SHORT PROBLEM: Search the data for the word "Hepatica". Reproduce every line where it is found.

PROVIDED RECORDS:
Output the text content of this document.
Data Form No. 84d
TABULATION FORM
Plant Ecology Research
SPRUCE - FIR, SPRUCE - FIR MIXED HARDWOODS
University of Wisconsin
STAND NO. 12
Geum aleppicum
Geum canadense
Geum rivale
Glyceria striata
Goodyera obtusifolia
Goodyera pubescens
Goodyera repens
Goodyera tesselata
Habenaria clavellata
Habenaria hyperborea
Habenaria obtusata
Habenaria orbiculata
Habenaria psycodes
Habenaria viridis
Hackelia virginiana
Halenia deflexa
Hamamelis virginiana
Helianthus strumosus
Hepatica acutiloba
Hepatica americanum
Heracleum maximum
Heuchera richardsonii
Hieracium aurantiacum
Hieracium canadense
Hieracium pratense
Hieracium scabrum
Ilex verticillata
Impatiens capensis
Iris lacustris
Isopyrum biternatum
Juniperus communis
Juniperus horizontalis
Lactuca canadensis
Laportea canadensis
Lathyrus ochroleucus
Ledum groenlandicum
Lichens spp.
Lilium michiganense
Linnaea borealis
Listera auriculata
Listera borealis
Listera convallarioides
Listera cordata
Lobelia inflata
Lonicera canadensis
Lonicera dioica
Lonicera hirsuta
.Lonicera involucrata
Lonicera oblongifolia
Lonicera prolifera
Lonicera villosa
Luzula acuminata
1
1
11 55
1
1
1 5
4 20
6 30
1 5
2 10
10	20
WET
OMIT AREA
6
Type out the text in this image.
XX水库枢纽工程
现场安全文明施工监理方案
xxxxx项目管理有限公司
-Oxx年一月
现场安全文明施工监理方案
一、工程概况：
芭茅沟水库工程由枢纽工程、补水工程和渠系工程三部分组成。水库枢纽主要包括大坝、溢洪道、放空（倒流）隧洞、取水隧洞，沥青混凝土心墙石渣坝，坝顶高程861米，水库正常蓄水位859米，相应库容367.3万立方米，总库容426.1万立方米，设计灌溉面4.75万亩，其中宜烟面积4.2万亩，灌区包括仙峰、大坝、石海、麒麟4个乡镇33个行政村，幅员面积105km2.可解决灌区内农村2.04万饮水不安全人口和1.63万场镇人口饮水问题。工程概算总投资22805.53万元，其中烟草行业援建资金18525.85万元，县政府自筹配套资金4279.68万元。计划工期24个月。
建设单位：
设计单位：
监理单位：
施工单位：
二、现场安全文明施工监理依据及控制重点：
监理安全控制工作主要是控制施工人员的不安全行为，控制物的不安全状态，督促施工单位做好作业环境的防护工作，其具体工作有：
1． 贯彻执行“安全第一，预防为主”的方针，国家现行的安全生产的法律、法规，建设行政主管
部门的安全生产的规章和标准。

WORKED SOLUTION:
Hepatica acutiloba
Hepatica americanum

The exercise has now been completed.